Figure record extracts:

┄┄┄┄┄┄┄┄┄┄

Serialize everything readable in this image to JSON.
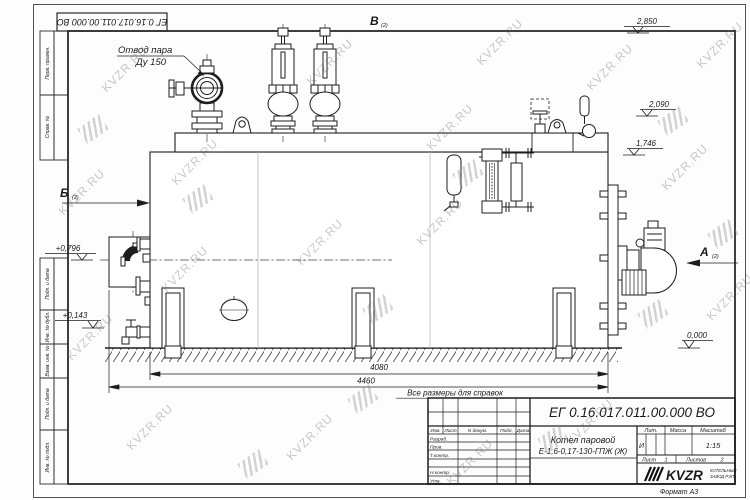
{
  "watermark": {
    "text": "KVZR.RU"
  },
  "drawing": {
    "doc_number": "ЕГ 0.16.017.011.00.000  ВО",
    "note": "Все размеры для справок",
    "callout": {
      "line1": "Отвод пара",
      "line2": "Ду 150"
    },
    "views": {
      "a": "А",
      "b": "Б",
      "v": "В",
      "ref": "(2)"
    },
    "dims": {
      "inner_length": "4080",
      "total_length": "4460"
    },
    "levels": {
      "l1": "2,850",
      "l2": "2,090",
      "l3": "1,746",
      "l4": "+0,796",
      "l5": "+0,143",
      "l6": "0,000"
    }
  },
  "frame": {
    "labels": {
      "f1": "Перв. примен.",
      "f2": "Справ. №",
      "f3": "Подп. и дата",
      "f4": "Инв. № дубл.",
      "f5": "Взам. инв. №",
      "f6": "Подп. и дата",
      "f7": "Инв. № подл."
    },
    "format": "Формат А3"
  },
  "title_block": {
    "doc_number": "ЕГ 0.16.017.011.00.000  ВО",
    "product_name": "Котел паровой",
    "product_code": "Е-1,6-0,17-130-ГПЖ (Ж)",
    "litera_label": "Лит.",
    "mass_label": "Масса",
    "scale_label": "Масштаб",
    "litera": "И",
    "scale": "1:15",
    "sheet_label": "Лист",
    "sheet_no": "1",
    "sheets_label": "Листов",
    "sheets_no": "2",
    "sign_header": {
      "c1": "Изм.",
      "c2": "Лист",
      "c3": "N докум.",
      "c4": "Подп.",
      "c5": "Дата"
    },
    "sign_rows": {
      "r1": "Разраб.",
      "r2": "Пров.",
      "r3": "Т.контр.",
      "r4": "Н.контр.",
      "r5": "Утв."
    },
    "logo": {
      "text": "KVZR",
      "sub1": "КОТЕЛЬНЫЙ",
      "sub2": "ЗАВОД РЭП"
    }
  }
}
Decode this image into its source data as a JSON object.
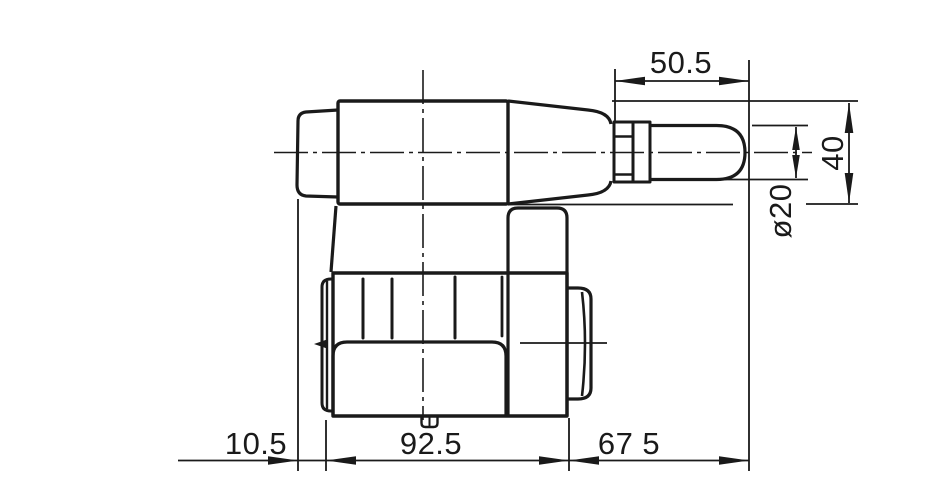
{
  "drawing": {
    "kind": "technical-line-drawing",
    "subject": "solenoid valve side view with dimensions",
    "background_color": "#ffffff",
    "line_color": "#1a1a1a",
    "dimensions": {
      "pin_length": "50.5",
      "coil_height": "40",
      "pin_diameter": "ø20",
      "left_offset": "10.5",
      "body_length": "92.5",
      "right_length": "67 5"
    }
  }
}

┄┄┄┄┄┄┄┄┄┄

** DIRECTIONS FOR THIS TASK **
The data above needs to be retyped exactly, with the images left out.

** SOLUTION BELOW **
Serialize everything readable in this image to JSON.
{
  "watermark": {
    "text": "KVZR.RU"
  },
  "drawing": {
    "doc_number": "ЕГ 0.16.017.011.00.000  ВО",
    "note": "Все размеры для справок",
    "callout": {
      "line1": "Отвод пара",
      "line2": "Ду 150"
    },
    "views": {
      "a": "А",
      "b": "Б",
      "v": "В",
      "ref": "(2)"
    },
    "dims": {
      "inner_length": "4080",
      "total_length": "4460"
    },
    "levels": {
      "l1": "2,850",
      "l2": "2,090",
      "l3": "1,746",
      "l4": "+0,796",
      "l5": "+0,143",
      "l6": "0,000"
    }
  },
  "frame": {
    "labels": {
      "f1": "Перв. примен.",
      "f2": "Справ. №",
      "f3": "Подп. и дата",
      "f4": "Инв. № дубл.",
      "f5": "Взам. инв. №",
      "f6": "Подп. и дата",
      "f7": "Инв. № подл."
    },
    "format": "Формат А3"
  },
  "title_block": {
    "doc_number": "ЕГ 0.16.017.011.00.000  ВО",
    "product_name": "Котел паровой",
    "product_code": "Е-1,6-0,17-130-ГПЖ (Ж)",
    "litera_label": "Лит.",
    "mass_label": "Масса",
    "scale_label": "Масштаб",
    "litera": "И",
    "scale": "1:15",
    "sheet_label": "Лист",
    "sheet_no": "1",
    "sheets_label": "Листов",
    "sheets_no": "2",
    "sign_header": {
      "c1": "Изм.",
      "c2": "Лист",
      "c3": "N докум.",
      "c4": "Подп.",
      "c5": "Дата"
    },
    "sign_rows": {
      "r1": "Разраб.",
      "r2": "Пров.",
      "r3": "Т.контр.",
      "r4": "Н.контр.",
      "r5": "Утв."
    },
    "logo": {
      "text": "KVZR",
      "sub1": "КОТЕЛЬНЫЙ",
      "sub2": "ЗАВОД РЭП"
    }
  }
}
Decode this image into its source data as a JSON object.
{
  "drawing": {
    "kind": "technical-line-drawing",
    "subject": "solenoid valve side view with dimensions",
    "background_color": "#ffffff",
    "line_color": "#1a1a1a",
    "dimensions": {
      "pin_length": "50.5",
      "coil_height": "40",
      "pin_diameter": "ø20",
      "left_offset": "10.5",
      "body_length": "92.5",
      "right_length": "67 5"
    }
  }
}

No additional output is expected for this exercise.